■ **EXERCISE DIRECTIONS**: Would it be possible to write out each entry below exactly, without the pictures?

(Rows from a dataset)
----------------

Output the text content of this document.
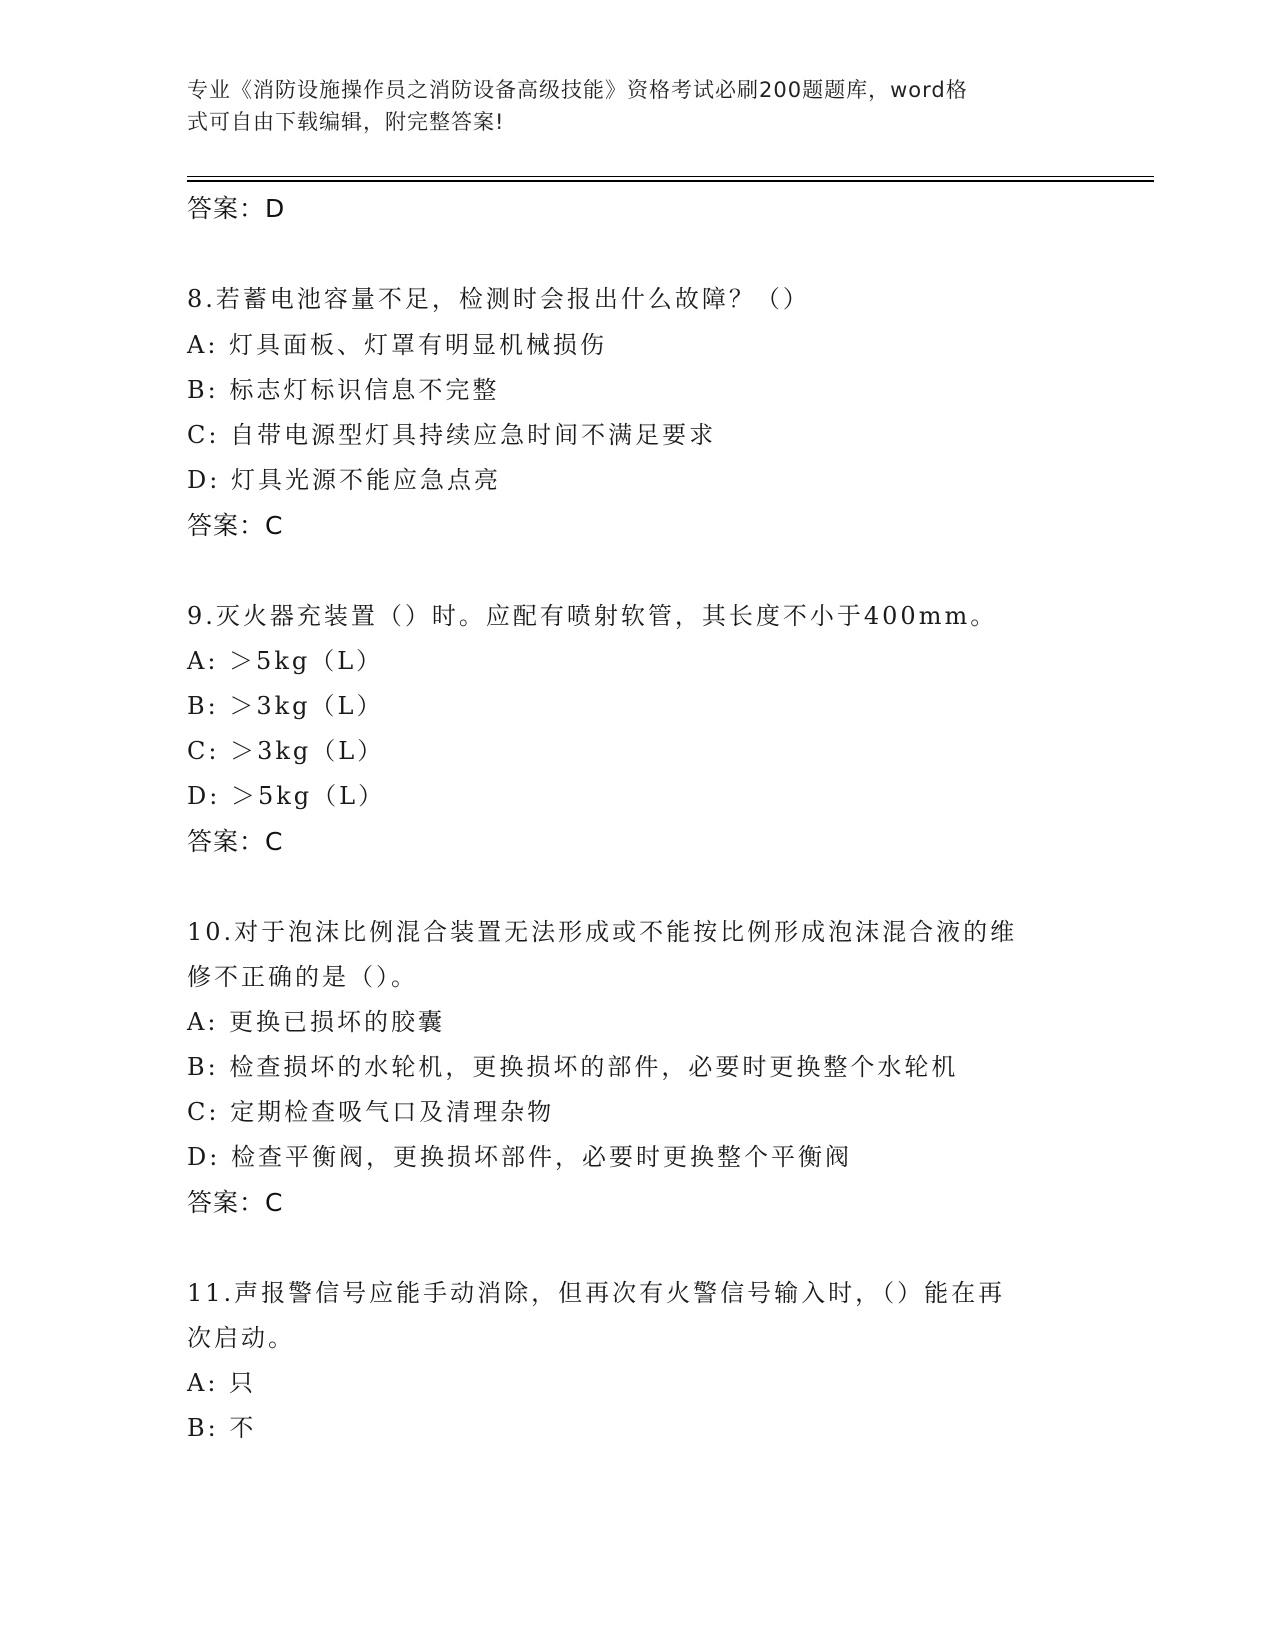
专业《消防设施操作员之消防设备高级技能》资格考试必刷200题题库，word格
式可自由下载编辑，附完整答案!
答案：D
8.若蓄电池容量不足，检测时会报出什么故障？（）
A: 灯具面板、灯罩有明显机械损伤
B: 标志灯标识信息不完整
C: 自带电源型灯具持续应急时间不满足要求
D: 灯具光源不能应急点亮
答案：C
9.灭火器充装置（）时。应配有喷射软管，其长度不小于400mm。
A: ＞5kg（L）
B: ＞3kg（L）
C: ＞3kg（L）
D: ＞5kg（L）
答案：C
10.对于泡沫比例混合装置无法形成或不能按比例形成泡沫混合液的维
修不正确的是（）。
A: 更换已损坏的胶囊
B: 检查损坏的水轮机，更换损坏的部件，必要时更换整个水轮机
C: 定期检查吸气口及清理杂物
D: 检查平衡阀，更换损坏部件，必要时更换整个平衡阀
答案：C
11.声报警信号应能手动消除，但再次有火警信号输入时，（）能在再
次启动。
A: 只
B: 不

----------------

■ **COMPLETE ANSWER**:
Output the text content of this document.
专业《消防设施操作员之消防设备高级技能》资格考试必刷200题题库，word格
式可自由下载编辑，附完整答案!
答案：D
8.若蓄电池容量不足，检测时会报出什么故障？（）
A: 灯具面板、灯罩有明显机械损伤
B: 标志灯标识信息不完整
C: 自带电源型灯具持续应急时间不满足要求
D: 灯具光源不能应急点亮
答案：C
9.灭火器充装置（）时。应配有喷射软管，其长度不小于400mm。
A: ＞5kg（L）
B: ＞3kg（L）
C: ＞3kg（L）
D: ＞5kg（L）
答案：C
10.对于泡沫比例混合装置无法形成或不能按比例形成泡沫混合液的维
修不正确的是（）。
A: 更换已损坏的胶囊
B: 检查损坏的水轮机，更换损坏的部件，必要时更换整个水轮机
C: 定期检查吸气口及清理杂物
D: 检查平衡阀，更换损坏部件，必要时更换整个平衡阀
答案：C
11.声报警信号应能手动消除，但再次有火警信号输入时，（）能在再
次启动。
A: 只
B: 不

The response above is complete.